### GIVEN EXERCISE
Please rewrite the material below, swapping "Expenditure" for "Spending" wherever it appears, keeping everything else unchanged and omitting the pictures.

________________________

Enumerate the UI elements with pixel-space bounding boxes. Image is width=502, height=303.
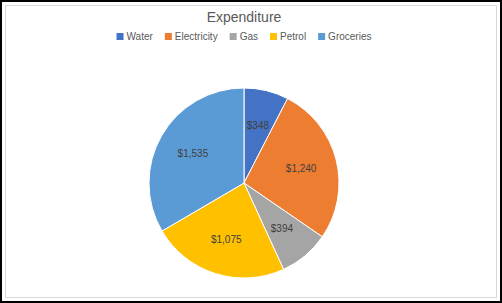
data-label: $348 bbox=[247, 120, 270, 131]
legend-label: Groceries bbox=[328, 31, 371, 42]
chart-area-border bbox=[6, 6, 497, 298]
legend-swatch bbox=[318, 33, 325, 40]
legend-label: Electricity bbox=[175, 31, 218, 42]
pie bbox=[149, 88, 339, 278]
chart-title: Expenditure bbox=[207, 9, 282, 25]
legend-label: Petrol bbox=[280, 31, 306, 42]
legend-swatch bbox=[230, 33, 237, 40]
chart-canvas: Expenditure Water Electricity Gas Petrol Groc… bbox=[0, 0, 502, 303]
data-label: $1,535 bbox=[178, 148, 209, 159]
legend: Water Electricity Gas Petrol Groceries bbox=[117, 31, 372, 42]
legend-item: Gas bbox=[230, 31, 258, 42]
legend-swatch bbox=[270, 33, 277, 40]
data-labels: $348 $1,240 $394 $1,075 $1,535 bbox=[178, 120, 317, 244]
data-label: $1,075 bbox=[211, 234, 242, 245]
outer-frame bbox=[1, 1, 501, 302]
legend-item: Water bbox=[117, 31, 154, 42]
legend-swatch bbox=[117, 33, 124, 40]
pie-slice bbox=[149, 88, 244, 231]
legend-swatch bbox=[165, 33, 172, 40]
legend-item: Groceries bbox=[318, 31, 371, 42]
data-label: $1,240 bbox=[286, 163, 317, 174]
legend-item: Electricity bbox=[165, 31, 218, 42]
legend-item: Petrol bbox=[270, 31, 306, 42]
data-label: $394 bbox=[271, 223, 294, 234]
legend-label: Water bbox=[127, 31, 154, 42]
legend-label: Gas bbox=[240, 31, 258, 42]
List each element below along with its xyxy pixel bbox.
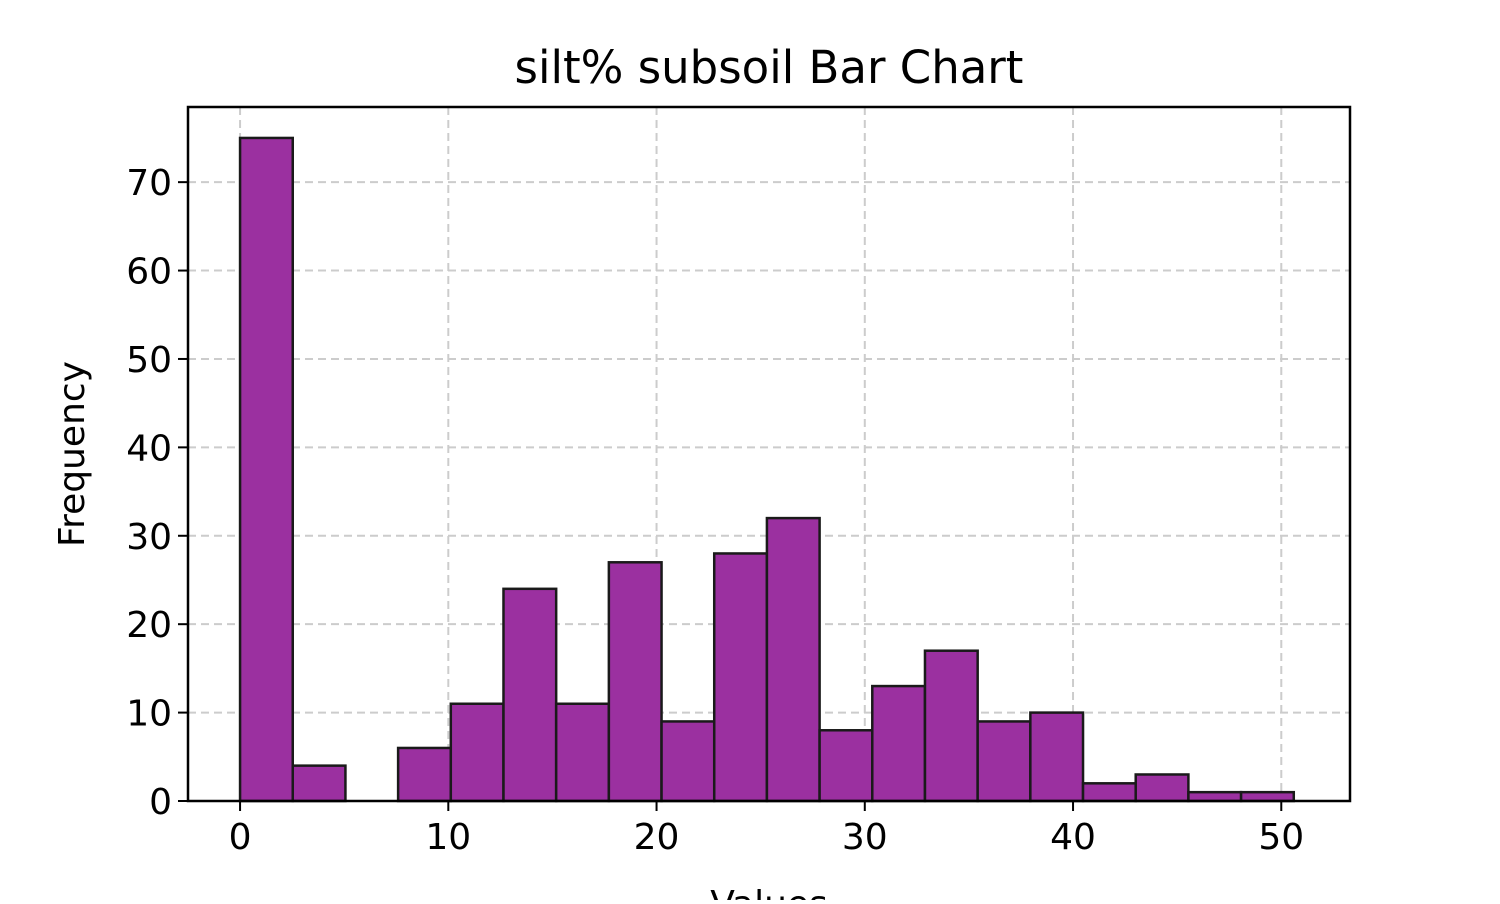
x-tick-label: 50 [1258,817,1304,858]
histogram-bar [1239,790,1296,803]
bars [238,136,1296,803]
histogram-bar [502,587,558,803]
plot-frame [186,105,1352,803]
y-tick-label: 40 [126,428,172,469]
x-axis-ticks: 0 10 20 30 40 50 [229,801,1304,858]
y-axis-label: Frequency [52,361,93,547]
histogram-bar [818,729,874,803]
histogram-bar [1081,782,1137,803]
y-tick-label: 10 [126,694,172,735]
x-tick-label: 20 [634,817,680,858]
y-tick-label: 60 [126,252,172,293]
chart-title: silt% subsoil Bar Chart [515,41,1024,94]
y-axis-ticks: 0 10 20 30 40 50 60 70 [126,163,188,823]
histogram-bar [238,136,294,803]
x-tick-label: 30 [842,817,888,858]
y-tick-label: 70 [126,163,172,204]
histogram-bar [1029,711,1085,803]
y-tick-label: 20 [126,605,172,646]
histogram-bar [976,720,1032,803]
x-axis-label: Values [710,884,828,900]
histogram-bar [396,746,453,803]
histogram-bar [291,764,347,803]
histogram-bar [607,561,663,803]
histogram-bar [923,649,979,803]
histogram-bar [871,684,927,803]
histogram-bar [765,516,821,803]
histogram-bar [449,702,505,803]
histogram-bar [1187,790,1243,803]
y-tick-label: 30 [126,517,172,558]
y-tick-label: 50 [126,340,172,381]
histogram-bar [712,552,769,803]
histogram-bar [1134,773,1190,803]
y-tick-label: 0 [149,782,172,823]
histogram-bar [554,702,611,803]
histogram-bar [660,720,716,803]
x-tick-label: 10 [425,817,471,858]
x-tick-label: 0 [229,817,252,858]
x-tick-label: 40 [1050,817,1096,858]
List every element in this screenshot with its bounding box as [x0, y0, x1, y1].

________________________

### SOLVED EXERCISE
Enumerate the UI elements with pixel-space bounding boxes. Image is width=502, height=303.
data-label: $348 bbox=[247, 120, 270, 131]
legend-label: Groceries bbox=[328, 31, 371, 42]
chart-area-border bbox=[6, 6, 497, 298]
legend-swatch bbox=[318, 33, 325, 40]
legend-label: Electricity bbox=[175, 31, 218, 42]
pie bbox=[149, 88, 339, 278]
chart-title: Spending bbox=[207, 9, 282, 25]
legend-label: Petrol bbox=[280, 31, 306, 42]
legend-swatch bbox=[230, 33, 237, 40]
chart-canvas: Spending Water Electricity Gas Petrol Groc… bbox=[0, 0, 502, 303]
data-label: $1,535 bbox=[178, 148, 209, 159]
legend: Water Electricity Gas Petrol Groceries bbox=[117, 31, 372, 42]
legend-item: Gas bbox=[230, 31, 258, 42]
legend-swatch bbox=[270, 33, 277, 40]
data-labels: $348 $1,240 $394 $1,075 $1,535 bbox=[178, 120, 317, 244]
data-label: $1,075 bbox=[211, 234, 242, 245]
outer-frame bbox=[1, 1, 501, 302]
legend-item: Water bbox=[117, 31, 154, 42]
legend-swatch bbox=[117, 33, 124, 40]
pie-slice bbox=[149, 88, 244, 231]
legend-swatch bbox=[165, 33, 172, 40]
legend-item: Groceries bbox=[318, 31, 371, 42]
data-label: $1,240 bbox=[286, 163, 317, 174]
legend-item: Electricity bbox=[165, 31, 218, 42]
legend-item: Petrol bbox=[270, 31, 306, 42]
data-label: $394 bbox=[271, 223, 294, 234]
legend-label: Water bbox=[127, 31, 154, 42]
legend-label: Gas bbox=[240, 31, 258, 42]
List each element below along with its xyxy pixel bbox.
x-tick-label: 50 [1258,817,1304,858]
histogram-bar [1239,790,1296,803]
bars [238,136,1296,803]
histogram-bar [502,587,558,803]
plot-frame [186,105,1352,803]
y-tick-label: 40 [126,428,172,469]
x-axis-ticks: 0 10 20 30 40 50 [229,801,1304,858]
y-axis-label: Frequency [52,361,93,547]
histogram-bar [818,729,874,803]
histogram-bar [1081,782,1137,803]
y-tick-label: 10 [126,694,172,735]
x-tick-label: 20 [634,817,680,858]
y-tick-label: 60 [126,252,172,293]
chart-title: silt% subsoil Bar Chart [515,41,1024,94]
y-axis-ticks: 0 10 20 30 40 50 60 70 [126,163,188,823]
histogram-bar [238,136,294,803]
x-tick-label: 30 [842,817,888,858]
y-tick-label: 70 [126,163,172,204]
histogram-bar [1029,711,1085,803]
y-tick-label: 20 [126,605,172,646]
histogram-bar [976,720,1032,803]
x-axis-label: Values [710,884,828,900]
histogram-bar [396,746,453,803]
histogram-bar [291,764,347,803]
histogram-bar [607,561,663,803]
histogram-bar [923,649,979,803]
histogram-bar [871,684,927,803]
histogram-bar [765,516,821,803]
histogram-bar [449,702,505,803]
histogram-bar [1187,790,1243,803]
y-tick-label: 30 [126,517,172,558]
y-tick-label: 50 [126,340,172,381]
histogram-bar [712,552,769,803]
histogram-bar [1134,773,1190,803]
y-tick-label: 0 [149,782,172,823]
histogram-bar [554,702,611,803]
histogram-bar [660,720,716,803]
x-tick-label: 10 [425,817,471,858]
x-tick-label: 0 [229,817,252,858]
x-tick-label: 40 [1050,817,1096,858]
List every element in this screenshot with its bounding box as [x0, y0, x1, y1].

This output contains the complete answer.